_INSTRUCTION_
Identify the lines that include the word "Vacas", then copy all of them.

===============

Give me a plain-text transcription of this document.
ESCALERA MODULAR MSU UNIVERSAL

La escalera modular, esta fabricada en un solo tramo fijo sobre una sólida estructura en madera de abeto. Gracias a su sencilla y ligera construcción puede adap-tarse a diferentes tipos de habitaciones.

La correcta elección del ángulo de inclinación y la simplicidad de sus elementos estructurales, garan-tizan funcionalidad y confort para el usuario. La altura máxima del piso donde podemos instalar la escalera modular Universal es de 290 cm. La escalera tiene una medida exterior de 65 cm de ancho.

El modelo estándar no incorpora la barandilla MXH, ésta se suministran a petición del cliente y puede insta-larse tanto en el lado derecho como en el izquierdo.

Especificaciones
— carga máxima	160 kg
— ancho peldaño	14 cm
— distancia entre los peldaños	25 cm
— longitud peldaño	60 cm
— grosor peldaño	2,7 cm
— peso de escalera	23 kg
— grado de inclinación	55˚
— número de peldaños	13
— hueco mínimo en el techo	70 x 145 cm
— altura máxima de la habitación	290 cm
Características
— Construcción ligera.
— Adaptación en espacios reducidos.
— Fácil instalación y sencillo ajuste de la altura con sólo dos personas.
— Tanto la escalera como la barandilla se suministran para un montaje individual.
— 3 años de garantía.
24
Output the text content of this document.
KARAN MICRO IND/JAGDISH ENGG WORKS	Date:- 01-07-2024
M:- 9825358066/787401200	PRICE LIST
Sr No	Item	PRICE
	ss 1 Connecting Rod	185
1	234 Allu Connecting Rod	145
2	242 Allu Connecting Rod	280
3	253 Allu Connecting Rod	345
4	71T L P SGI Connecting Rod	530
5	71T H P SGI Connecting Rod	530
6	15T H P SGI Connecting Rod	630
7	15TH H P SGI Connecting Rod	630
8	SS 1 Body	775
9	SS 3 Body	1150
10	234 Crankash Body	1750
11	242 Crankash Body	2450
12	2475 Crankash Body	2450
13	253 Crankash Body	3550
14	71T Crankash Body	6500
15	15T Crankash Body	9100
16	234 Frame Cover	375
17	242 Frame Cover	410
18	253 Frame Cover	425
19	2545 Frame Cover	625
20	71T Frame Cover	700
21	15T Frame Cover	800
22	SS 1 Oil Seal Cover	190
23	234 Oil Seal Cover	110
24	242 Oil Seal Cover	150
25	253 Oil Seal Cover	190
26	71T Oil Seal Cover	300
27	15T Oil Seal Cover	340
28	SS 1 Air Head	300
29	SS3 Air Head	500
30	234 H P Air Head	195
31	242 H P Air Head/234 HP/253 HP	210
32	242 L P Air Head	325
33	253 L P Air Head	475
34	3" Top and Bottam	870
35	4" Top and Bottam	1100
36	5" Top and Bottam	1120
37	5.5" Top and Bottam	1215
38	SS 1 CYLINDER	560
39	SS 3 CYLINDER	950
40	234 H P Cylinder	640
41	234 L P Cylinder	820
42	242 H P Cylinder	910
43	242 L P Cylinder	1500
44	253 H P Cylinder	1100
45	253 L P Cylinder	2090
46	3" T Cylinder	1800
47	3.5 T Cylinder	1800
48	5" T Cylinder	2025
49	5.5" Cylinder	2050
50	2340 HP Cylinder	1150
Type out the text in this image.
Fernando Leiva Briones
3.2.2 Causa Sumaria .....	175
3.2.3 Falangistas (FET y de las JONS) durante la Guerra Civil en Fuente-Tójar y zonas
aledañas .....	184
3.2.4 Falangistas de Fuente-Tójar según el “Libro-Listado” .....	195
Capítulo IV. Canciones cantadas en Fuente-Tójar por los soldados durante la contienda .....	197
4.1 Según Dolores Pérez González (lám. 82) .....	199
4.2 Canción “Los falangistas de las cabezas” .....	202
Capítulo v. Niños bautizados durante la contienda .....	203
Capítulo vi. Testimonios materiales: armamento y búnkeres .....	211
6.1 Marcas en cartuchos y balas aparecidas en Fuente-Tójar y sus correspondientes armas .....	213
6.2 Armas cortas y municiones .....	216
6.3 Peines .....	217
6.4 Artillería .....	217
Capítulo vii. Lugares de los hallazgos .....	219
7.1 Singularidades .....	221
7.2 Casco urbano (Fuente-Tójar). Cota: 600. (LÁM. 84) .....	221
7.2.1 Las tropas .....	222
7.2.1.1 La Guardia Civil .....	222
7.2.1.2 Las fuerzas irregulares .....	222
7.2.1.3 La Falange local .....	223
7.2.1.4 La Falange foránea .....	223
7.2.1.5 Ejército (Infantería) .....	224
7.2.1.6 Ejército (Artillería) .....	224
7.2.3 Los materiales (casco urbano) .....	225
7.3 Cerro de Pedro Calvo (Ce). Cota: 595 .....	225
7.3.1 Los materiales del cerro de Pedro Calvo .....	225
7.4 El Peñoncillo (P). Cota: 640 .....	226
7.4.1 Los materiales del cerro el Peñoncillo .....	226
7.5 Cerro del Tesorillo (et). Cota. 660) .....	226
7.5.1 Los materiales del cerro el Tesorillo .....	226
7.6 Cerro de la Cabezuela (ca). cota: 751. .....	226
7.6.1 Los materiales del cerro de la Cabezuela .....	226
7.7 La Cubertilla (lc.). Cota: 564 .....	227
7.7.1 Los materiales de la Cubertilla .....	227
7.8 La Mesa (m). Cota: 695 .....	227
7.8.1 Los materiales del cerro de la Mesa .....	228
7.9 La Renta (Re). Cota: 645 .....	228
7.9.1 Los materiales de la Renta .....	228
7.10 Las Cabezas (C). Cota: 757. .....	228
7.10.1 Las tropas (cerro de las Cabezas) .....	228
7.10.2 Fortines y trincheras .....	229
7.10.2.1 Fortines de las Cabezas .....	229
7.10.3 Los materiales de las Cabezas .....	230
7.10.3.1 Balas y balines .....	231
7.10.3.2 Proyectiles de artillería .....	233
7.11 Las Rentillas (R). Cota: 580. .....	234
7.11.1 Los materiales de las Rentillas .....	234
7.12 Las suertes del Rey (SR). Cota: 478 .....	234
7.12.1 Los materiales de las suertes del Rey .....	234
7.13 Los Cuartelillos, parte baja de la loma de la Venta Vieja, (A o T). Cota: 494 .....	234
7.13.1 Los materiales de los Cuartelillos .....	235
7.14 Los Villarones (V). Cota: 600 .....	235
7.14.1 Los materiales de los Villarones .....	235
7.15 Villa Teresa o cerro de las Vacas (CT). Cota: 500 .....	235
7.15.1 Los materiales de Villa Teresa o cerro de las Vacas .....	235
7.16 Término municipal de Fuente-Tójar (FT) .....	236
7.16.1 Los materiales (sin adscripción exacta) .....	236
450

===============

_SOLUTION BELOW_
7.15 Villa Teresa o cerro de las Vacas (CT). Cota: 500 .....	235
7.15.1 Los materiales de Villa Teresa o cerro de las Vacas .....	235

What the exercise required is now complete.